***** Materials provided *****

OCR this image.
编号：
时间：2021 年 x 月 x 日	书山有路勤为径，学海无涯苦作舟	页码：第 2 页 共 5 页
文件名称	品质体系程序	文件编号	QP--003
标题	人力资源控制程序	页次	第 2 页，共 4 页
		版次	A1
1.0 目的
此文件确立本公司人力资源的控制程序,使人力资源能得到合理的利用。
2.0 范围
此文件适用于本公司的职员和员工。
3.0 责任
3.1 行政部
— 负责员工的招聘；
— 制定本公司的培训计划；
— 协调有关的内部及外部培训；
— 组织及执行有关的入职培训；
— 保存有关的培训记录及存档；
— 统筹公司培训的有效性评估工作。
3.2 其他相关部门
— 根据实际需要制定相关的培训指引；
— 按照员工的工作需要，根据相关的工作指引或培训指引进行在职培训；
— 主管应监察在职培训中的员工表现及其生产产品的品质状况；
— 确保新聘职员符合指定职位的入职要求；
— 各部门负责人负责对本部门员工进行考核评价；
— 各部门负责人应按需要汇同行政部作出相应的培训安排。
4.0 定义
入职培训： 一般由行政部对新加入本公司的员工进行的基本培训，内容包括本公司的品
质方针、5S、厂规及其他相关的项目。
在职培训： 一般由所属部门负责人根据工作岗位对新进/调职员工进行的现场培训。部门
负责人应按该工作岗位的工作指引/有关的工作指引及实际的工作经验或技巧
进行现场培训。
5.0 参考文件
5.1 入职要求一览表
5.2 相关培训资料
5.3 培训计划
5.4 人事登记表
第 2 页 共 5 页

*****
***** Materials provided *****

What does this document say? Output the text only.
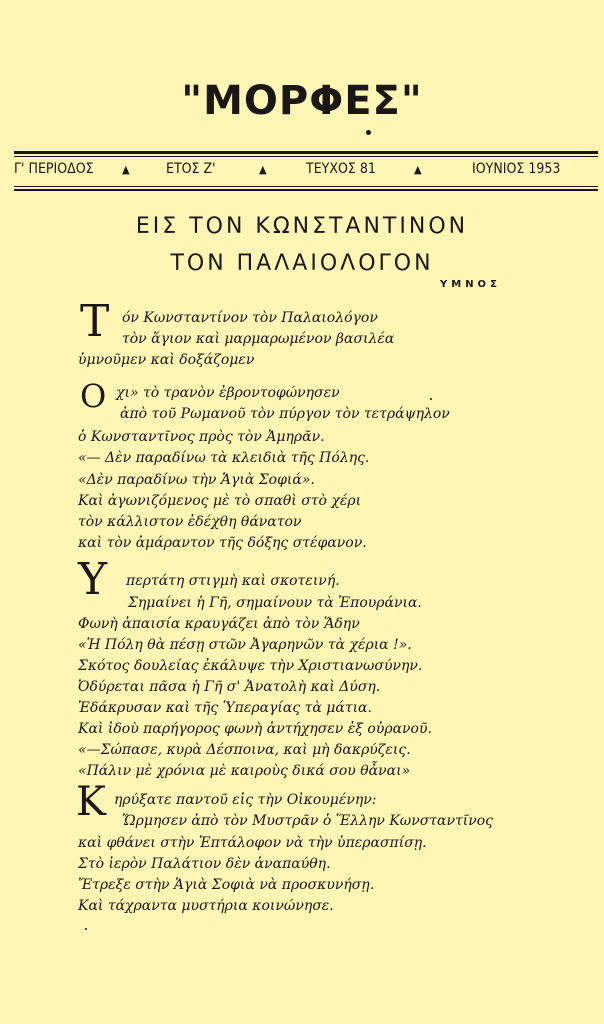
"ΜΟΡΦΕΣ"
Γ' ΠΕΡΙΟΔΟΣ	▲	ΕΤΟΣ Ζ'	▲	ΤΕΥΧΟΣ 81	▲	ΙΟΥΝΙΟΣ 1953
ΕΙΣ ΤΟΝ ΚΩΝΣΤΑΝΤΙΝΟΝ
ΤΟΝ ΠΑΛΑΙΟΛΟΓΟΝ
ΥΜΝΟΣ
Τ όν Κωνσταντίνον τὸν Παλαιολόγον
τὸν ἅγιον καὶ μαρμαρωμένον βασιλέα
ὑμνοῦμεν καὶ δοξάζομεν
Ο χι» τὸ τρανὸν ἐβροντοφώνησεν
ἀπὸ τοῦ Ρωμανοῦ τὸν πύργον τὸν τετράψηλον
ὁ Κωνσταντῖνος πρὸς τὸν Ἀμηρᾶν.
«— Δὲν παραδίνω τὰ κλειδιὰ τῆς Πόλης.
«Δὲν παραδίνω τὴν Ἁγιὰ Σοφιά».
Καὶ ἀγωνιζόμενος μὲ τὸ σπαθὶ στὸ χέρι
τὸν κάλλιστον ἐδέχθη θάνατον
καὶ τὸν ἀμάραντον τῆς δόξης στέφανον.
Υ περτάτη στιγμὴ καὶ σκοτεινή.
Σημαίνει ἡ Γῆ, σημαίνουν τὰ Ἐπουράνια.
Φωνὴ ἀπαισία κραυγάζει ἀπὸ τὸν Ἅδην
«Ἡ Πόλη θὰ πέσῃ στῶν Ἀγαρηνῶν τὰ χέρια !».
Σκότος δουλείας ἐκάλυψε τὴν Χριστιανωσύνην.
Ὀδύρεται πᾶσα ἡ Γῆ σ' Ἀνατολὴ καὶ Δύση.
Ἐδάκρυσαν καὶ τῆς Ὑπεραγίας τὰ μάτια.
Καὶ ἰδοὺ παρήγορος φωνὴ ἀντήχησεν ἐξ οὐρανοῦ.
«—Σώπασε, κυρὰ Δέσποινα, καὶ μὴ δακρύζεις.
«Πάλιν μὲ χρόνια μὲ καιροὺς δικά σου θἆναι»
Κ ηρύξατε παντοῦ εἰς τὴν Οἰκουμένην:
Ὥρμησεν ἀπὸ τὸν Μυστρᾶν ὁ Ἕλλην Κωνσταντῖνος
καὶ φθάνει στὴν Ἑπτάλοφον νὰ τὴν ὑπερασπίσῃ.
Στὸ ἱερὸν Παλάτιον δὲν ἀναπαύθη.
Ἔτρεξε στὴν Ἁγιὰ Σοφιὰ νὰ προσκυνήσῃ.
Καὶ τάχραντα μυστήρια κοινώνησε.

*****
***** Materials provided *****

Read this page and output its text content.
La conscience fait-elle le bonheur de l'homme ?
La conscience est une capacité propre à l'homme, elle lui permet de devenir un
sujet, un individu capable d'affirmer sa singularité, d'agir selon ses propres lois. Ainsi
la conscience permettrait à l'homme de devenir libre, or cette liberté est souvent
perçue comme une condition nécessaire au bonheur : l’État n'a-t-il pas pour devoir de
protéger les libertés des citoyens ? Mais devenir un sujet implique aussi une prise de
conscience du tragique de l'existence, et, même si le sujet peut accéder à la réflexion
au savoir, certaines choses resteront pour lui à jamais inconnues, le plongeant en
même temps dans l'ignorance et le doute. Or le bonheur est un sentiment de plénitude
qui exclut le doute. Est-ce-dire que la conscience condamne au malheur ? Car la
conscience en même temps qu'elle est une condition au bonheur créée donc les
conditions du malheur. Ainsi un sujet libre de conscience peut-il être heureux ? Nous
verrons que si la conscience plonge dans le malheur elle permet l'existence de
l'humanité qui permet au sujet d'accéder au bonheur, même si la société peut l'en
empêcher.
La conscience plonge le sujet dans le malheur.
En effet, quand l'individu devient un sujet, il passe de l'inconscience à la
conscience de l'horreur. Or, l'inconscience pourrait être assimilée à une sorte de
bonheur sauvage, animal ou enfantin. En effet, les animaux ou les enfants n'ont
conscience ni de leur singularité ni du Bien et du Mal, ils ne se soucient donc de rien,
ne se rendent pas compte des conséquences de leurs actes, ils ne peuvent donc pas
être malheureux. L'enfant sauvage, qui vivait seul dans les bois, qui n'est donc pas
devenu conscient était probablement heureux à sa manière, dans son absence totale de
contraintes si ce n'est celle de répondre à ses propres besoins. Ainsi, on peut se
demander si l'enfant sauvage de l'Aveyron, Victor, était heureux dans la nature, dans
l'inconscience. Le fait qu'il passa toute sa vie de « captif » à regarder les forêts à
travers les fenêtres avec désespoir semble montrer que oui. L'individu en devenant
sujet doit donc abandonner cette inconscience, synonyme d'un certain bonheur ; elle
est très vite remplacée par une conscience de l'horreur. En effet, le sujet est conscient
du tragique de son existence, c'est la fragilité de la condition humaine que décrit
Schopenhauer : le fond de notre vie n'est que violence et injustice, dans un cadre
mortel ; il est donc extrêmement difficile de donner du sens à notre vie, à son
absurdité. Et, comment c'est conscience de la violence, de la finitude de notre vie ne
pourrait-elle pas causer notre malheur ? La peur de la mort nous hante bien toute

*****

Identify and list each line with the word "accéder".

conscience du tragique de l'existence, et, même si le sujet peut accéder à la réflexion
l'humanité qui permet au sujet d'accéder au bonheur, même si la société peut l'en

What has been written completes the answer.